EXERCISE DESCRIPTION - Check every line of the entries that follow, and copy the ones containing "log₁₀".

ENTRIES SHOWN -
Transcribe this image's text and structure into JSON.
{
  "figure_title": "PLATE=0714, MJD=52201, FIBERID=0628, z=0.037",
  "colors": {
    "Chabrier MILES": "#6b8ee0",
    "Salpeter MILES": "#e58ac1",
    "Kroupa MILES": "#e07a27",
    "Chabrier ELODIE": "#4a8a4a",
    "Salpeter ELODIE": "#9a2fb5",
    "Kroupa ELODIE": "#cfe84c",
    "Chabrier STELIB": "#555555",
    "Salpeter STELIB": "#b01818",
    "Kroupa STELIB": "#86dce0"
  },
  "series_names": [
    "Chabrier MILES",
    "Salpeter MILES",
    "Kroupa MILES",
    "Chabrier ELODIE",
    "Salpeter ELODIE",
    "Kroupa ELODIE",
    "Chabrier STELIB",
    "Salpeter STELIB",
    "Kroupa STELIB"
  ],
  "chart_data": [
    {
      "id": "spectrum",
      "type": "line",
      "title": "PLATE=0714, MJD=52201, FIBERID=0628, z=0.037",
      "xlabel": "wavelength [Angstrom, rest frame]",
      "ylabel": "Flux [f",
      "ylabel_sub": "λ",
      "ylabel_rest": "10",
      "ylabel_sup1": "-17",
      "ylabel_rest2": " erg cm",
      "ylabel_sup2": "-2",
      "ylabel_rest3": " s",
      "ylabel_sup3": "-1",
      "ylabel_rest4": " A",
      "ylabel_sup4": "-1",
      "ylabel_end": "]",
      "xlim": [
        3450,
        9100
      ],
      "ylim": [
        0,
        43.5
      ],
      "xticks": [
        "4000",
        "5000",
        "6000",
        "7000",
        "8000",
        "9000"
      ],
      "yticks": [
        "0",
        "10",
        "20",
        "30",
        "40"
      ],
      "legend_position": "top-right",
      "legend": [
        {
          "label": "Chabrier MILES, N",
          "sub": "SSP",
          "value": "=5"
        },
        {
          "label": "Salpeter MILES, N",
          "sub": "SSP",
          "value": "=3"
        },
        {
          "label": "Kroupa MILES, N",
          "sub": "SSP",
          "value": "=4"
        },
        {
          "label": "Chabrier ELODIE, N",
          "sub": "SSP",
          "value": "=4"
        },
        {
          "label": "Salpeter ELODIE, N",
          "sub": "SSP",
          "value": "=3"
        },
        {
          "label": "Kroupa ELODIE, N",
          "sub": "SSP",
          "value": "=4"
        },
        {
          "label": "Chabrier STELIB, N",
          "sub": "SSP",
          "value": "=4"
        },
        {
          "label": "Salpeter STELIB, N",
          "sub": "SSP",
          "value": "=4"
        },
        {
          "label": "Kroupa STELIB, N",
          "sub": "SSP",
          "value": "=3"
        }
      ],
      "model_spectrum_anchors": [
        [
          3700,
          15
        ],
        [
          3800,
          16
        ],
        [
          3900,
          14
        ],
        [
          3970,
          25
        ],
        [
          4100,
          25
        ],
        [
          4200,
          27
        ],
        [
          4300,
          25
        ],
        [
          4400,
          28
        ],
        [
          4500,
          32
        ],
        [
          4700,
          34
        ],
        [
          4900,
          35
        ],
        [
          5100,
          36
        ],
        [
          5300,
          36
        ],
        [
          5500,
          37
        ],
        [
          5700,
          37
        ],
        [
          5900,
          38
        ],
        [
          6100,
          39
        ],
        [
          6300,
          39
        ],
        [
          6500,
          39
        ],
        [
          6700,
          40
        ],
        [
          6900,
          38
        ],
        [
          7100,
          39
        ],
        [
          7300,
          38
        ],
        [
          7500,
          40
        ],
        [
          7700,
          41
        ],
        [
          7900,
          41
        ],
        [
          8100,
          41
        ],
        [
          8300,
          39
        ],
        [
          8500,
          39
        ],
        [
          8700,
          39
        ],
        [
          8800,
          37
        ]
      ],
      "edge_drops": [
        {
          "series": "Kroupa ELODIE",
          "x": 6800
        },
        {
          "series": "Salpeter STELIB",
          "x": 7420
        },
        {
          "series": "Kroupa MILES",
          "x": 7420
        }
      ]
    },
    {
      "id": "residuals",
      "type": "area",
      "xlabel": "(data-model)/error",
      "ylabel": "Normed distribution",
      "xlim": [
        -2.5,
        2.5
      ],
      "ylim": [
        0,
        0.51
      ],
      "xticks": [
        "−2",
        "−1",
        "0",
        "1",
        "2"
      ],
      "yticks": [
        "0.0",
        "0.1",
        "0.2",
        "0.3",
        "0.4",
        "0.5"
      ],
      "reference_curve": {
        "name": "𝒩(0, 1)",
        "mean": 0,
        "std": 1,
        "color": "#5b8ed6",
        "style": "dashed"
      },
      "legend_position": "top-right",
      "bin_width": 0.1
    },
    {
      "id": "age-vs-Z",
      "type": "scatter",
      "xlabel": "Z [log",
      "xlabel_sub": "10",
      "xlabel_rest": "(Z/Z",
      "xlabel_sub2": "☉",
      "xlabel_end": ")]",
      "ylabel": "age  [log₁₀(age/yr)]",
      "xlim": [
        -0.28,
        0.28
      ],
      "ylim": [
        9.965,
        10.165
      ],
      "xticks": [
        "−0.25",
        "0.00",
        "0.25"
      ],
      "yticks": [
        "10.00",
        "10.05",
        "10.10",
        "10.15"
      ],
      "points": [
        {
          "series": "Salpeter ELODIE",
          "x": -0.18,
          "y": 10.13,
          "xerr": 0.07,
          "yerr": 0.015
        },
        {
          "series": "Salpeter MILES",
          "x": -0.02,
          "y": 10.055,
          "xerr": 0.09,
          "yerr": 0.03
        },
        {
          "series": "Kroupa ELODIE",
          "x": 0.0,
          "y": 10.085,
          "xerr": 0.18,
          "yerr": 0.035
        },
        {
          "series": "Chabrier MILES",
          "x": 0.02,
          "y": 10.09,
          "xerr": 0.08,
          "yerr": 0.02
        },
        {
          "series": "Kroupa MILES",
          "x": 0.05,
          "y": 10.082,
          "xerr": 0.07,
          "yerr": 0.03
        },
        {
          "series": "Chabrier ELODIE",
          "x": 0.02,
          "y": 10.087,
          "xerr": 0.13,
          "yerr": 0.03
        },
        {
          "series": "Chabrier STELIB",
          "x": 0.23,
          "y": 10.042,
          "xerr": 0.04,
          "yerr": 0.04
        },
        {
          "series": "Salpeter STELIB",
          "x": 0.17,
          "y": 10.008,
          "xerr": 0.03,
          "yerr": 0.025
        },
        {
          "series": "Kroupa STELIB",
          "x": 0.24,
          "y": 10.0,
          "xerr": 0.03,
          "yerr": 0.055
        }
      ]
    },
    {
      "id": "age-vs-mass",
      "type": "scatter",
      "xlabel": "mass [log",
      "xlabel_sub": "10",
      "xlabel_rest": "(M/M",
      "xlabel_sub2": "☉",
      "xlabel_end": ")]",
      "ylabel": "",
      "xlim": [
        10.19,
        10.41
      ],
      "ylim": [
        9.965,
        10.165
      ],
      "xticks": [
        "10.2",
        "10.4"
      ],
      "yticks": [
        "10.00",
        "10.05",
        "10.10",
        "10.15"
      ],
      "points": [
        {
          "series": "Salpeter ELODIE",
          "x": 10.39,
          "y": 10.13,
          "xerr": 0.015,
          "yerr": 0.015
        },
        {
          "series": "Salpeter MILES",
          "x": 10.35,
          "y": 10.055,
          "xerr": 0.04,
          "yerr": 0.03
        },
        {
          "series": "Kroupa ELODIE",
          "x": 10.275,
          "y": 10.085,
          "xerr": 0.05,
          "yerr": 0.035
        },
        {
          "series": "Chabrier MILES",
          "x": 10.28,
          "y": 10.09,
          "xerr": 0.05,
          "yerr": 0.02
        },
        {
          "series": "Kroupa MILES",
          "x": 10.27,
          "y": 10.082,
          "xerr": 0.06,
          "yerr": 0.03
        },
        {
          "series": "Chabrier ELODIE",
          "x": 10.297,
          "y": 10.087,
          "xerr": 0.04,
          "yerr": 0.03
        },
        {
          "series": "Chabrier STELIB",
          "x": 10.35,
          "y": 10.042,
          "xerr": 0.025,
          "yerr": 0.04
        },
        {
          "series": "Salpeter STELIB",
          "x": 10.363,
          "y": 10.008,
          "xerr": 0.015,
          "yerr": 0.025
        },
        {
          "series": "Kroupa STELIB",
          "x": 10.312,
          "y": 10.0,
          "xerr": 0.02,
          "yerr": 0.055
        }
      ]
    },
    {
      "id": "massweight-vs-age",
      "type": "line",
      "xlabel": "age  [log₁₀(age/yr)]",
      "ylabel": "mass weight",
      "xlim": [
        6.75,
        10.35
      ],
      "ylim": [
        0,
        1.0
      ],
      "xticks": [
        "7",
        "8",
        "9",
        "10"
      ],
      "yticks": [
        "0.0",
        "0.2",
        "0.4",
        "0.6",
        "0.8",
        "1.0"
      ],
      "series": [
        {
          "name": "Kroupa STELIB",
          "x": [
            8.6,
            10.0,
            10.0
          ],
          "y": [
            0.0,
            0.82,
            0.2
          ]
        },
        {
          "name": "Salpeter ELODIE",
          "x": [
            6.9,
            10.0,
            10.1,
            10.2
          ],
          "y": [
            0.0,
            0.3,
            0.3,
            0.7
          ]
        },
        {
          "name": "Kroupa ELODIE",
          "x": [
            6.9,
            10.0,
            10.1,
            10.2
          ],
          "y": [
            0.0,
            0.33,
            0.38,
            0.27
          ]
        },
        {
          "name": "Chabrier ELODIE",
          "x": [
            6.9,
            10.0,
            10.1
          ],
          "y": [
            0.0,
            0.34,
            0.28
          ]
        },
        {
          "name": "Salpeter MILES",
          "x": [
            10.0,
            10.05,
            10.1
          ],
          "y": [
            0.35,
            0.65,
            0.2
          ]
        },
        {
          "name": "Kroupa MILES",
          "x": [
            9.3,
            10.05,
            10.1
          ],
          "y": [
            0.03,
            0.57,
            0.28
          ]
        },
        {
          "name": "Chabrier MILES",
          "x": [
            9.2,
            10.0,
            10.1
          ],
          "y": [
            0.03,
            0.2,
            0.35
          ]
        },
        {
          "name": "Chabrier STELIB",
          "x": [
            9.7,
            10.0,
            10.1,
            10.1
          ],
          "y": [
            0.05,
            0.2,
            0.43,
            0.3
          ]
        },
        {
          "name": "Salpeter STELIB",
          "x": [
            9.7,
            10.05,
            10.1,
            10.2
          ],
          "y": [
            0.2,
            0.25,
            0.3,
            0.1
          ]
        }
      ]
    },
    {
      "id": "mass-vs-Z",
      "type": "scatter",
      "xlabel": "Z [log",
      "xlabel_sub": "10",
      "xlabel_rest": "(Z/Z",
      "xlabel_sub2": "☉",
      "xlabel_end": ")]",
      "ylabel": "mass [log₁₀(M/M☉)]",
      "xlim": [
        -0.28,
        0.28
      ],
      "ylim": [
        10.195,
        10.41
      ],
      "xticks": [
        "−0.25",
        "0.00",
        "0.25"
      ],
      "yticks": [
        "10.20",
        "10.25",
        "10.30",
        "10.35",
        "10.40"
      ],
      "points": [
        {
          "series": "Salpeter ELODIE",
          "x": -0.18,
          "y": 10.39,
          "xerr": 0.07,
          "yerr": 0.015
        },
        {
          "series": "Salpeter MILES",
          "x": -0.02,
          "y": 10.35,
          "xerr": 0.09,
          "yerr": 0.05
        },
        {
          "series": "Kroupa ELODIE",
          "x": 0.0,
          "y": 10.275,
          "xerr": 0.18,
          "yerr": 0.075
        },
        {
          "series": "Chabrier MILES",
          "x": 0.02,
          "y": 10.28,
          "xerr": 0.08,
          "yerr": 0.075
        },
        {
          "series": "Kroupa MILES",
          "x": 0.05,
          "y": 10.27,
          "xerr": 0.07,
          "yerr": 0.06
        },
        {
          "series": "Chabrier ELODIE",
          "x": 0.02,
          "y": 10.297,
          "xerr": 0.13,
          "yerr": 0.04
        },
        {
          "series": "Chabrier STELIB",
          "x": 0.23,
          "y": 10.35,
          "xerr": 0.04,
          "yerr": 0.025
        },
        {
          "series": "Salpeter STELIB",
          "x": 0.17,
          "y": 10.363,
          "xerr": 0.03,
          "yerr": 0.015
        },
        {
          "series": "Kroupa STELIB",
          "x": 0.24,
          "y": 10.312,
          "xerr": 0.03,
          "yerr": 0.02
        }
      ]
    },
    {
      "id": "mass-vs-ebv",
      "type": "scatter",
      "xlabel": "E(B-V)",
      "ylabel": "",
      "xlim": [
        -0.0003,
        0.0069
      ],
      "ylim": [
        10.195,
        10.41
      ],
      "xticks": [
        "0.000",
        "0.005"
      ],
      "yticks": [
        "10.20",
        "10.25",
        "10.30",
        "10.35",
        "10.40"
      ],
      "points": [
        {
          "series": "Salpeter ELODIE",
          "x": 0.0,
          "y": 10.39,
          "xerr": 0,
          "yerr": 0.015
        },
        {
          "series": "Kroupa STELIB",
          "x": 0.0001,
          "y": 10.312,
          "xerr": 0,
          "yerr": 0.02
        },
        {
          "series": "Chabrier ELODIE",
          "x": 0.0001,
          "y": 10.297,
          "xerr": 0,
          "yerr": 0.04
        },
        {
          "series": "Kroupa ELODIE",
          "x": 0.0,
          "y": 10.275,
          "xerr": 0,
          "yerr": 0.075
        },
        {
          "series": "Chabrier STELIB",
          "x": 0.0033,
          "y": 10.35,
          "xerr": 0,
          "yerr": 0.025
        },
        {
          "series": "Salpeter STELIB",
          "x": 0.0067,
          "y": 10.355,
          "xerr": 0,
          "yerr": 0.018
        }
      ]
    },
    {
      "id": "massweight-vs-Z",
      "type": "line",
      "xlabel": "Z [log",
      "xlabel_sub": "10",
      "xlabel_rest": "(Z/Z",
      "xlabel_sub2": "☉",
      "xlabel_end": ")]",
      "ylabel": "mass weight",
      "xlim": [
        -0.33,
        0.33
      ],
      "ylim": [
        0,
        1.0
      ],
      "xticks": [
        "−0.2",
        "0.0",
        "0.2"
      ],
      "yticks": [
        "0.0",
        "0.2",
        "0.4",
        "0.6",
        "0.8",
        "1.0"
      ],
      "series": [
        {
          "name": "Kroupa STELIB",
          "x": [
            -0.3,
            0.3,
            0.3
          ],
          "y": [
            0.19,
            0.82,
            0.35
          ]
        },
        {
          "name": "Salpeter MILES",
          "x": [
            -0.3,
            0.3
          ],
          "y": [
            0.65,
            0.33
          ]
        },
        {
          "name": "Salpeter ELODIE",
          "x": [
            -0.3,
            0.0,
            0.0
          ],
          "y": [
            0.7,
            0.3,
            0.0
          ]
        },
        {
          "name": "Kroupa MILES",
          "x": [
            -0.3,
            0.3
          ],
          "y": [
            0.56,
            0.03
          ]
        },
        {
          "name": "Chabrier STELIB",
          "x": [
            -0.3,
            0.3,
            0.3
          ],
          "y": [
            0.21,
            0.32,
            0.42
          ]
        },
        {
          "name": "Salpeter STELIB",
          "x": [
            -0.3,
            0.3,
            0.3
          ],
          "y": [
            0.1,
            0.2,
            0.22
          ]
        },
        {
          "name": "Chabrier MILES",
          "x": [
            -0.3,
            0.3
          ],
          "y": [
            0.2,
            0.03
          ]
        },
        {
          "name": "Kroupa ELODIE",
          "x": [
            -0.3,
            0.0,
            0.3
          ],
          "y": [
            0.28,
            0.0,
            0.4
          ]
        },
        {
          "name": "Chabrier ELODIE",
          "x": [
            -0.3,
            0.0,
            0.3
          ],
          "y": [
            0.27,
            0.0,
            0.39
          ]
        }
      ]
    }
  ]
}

RESPONSE TO THIS TASK -
      "ylabel": "age  [log₁₀(age/yr)]",
      "xlabel": "age  [log₁₀(age/yr)]",
      "ylabel": "mass [log₁₀(M/M☉)]",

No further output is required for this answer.